● Provided data:
######

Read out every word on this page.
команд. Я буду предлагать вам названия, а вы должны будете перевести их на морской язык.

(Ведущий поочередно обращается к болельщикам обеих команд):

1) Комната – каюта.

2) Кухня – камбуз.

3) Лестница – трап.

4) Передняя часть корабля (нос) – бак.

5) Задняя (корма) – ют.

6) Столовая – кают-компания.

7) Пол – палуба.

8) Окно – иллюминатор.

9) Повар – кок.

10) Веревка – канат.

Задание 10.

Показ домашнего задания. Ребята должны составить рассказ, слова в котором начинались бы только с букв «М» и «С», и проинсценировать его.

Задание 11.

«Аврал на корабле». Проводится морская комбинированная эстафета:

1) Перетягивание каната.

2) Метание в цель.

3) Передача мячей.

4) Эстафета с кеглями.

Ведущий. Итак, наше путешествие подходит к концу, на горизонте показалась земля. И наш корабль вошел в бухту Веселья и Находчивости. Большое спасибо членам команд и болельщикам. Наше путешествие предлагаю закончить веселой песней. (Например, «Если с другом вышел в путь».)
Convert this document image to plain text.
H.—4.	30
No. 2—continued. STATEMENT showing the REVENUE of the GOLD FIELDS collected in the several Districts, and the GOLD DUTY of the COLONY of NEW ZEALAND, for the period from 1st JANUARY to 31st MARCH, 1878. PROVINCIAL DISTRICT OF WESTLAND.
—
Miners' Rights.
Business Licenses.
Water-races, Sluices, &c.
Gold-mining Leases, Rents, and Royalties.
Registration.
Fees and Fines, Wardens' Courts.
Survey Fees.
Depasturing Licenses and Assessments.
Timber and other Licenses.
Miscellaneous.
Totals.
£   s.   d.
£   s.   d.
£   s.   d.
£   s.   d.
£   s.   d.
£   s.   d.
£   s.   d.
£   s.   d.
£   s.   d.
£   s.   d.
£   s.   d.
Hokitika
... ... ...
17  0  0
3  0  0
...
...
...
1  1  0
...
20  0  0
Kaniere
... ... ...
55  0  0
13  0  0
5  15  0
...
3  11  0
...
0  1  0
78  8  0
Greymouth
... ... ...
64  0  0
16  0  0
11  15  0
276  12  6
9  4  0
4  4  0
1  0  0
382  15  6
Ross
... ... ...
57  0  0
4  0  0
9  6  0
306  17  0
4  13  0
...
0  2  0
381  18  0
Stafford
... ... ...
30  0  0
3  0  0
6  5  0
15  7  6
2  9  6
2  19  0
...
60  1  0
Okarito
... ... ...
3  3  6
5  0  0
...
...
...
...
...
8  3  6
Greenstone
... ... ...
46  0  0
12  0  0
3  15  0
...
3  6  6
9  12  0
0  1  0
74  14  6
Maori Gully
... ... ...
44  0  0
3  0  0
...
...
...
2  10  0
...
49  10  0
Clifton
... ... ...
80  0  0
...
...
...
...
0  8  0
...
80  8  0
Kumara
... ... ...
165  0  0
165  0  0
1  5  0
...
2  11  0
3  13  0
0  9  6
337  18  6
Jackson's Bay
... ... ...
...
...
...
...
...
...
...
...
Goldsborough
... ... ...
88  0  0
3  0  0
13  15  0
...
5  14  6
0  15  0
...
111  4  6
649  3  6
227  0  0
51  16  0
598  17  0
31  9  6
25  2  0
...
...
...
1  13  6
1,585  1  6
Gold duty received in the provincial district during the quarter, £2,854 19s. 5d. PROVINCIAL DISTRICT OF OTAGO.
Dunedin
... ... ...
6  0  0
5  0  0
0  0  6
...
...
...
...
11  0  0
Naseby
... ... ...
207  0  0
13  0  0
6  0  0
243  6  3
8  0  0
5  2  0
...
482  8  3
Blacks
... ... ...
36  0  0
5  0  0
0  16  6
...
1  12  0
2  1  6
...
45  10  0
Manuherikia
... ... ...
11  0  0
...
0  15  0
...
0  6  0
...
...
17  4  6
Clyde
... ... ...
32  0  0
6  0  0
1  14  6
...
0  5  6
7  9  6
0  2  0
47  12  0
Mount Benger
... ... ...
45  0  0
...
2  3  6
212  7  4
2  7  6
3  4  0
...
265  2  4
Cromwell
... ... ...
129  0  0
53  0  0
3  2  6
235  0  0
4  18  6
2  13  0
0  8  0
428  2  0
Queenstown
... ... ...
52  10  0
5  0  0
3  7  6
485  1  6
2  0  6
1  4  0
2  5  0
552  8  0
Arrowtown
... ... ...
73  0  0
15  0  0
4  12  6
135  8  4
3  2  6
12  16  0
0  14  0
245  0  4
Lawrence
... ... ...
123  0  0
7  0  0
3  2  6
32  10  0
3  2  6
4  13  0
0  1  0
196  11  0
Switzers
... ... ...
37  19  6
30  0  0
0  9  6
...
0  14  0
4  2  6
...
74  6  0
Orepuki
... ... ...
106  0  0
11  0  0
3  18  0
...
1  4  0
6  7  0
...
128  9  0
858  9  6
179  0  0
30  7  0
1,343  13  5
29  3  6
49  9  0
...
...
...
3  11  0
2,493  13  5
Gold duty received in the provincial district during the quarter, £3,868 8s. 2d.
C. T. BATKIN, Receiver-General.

######

● Work instructions: Copy every line of the material, please, keeping it exactly the same.

● Reply to the exercise:
Read out every word on this page.
команд. Я буду предлагать вам названия, а вы должны будете перевести их на морской язык.

(Ведущий поочередно обращается к болельщикам обеих команд):

1) Комната – каюта.

2) Кухня – камбуз.

3) Лестница – трап.

4) Передняя часть корабля (нос) – бак.

5) Задняя (корма) – ют.

6) Столовая – кают-компания.

7) Пол – палуба.

8) Окно – иллюминатор.

9) Повар – кок.

10) Веревка – канат.

Задание 10.

Показ домашнего задания. Ребята должны составить рассказ, слова в котором начинались бы только с букв «М» и «С», и проинсценировать его.

Задание 11.

«Аврал на корабле». Проводится морская комбинированная эстафета:

1) Перетягивание каната.

2) Метание в цель.

3) Передача мячей.

4) Эстафета с кеглями.

Ведущий. Итак, наше путешествие подходит к концу, на горизонте показалась земля. И наш корабль вошел в бухту Веселья и Находчивости. Большое спасибо членам команд и болельщикам. Наше путешествие предлагаю закончить веселой песней. (Например, «Если с другом вышел в путь».)
Convert this document image to plain text.
H.—4.	30
No. 2—continued. STATEMENT showing the REVENUE of the GOLD FIELDS collected in the several Districts, and the GOLD DUTY of the COLONY of NEW ZEALAND, for the period from 1st JANUARY to 31st MARCH, 1878. PROVINCIAL DISTRICT OF WESTLAND.
—
Miners' Rights.
Business Licenses.
Water-races, Sluices, &c.
Gold-mining Leases, Rents, and Royalties.
Registration.
Fees and Fines, Wardens' Courts.
Survey Fees.
Depasturing Licenses and Assessments.
Timber and other Licenses.
Miscellaneous.
Totals.
£   s.   d.
£   s.   d.
£   s.   d.
£   s.   d.
£   s.   d.
£   s.   d.
£   s.   d.
£   s.   d.
£   s.   d.
£   s.   d.
£   s.   d.
Hokitika
... ... ...
17  0  0
3  0  0
...
...
...
1  1  0
...
20  0  0
Kaniere
... ... ...
55  0  0
13  0  0
5  15  0
...
3  11  0
...
0  1  0
78  8  0
Greymouth
... ... ...
64  0  0
16  0  0
11  15  0
276  12  6
9  4  0
4  4  0
1  0  0
382  15  6
Ross
... ... ...
57  0  0
4  0  0
9  6  0
306  17  0
4  13  0
...
0  2  0
381  18  0
Stafford
... ... ...
30  0  0
3  0  0
6  5  0
15  7  6
2  9  6
2  19  0
...
60  1  0
Okarito
... ... ...
3  3  6
5  0  0
...
...
...
...
...
8  3  6
Greenstone
... ... ...
46  0  0
12  0  0
3  15  0
...
3  6  6
9  12  0
0  1  0
74  14  6
Maori Gully
... ... ...
44  0  0
3  0  0
...
...
...
2  10  0
...
49  10  0
Clifton
... ... ...
80  0  0
...
...
...
...
0  8  0
...
80  8  0
Kumara
... ... ...
165  0  0
165  0  0
1  5  0
...
2  11  0
3  13  0
0  9  6
337  18  6
Jackson's Bay
... ... ...
...
...
...
...
...
...
...
...
Goldsborough
... ... ...
88  0  0
3  0  0
13  15  0
...
5  14  6
0  15  0
...
111  4  6
649  3  6
227  0  0
51  16  0
598  17  0
31  9  6
25  2  0
...
...
...
1  13  6
1,585  1  6
Gold duty received in the provincial district during the quarter, £2,854 19s. 5d. PROVINCIAL DISTRICT OF OTAGO.
Dunedin
... ... ...
6  0  0
5  0  0
0  0  6
...
...
...
...
11  0  0
Naseby
... ... ...
207  0  0
13  0  0
6  0  0
243  6  3
8  0  0
5  2  0
...
482  8  3
Blacks
... ... ...
36  0  0
5  0  0
0  16  6
...
1  12  0
2  1  6
...
45  10  0
Manuherikia
... ... ...
11  0  0
...
0  15  0
...
0  6  0
...
...
17  4  6
Clyde
... ... ...
32  0  0
6  0  0
1  14  6
...
0  5  6
7  9  6
0  2  0
47  12  0
Mount Benger
... ... ...
45  0  0
...
2  3  6
212  7  4
2  7  6
3  4  0
...
265  2  4
Cromwell
... ... ...
129  0  0
53  0  0
3  2  6
235  0  0
4  18  6
2  13  0
0  8  0
428  2  0
Queenstown
... ... ...
52  10  0
5  0  0
3  7  6
485  1  6
2  0  6
1  4  0
2  5  0
552  8  0
Arrowtown
... ... ...
73  0  0
15  0  0
4  12  6
135  8  4
3  2  6
12  16  0
0  14  0
245  0  4
Lawrence
... ... ...
123  0  0
7  0  0
3  2  6
32  10  0
3  2  6
4  13  0
0  1  0
196  11  0
Switzers
... ... ...
37  19  6
30  0  0
0  9  6
...
0  14  0
4  2  6
...
74  6  0
Orepuki
... ... ...
106  0  0
11  0  0
3  18  0
...
1  4  0
6  7  0
...
128  9  0
858  9  6
179  0  0
30  7  0
1,343  13  5
29  3  6
49  9  0
...
...
...
3  11  0
2,493  13  5
Gold duty received in the provincial district during the quarter, £3,868 8s. 2d.
C. T. BATKIN, Receiver-General.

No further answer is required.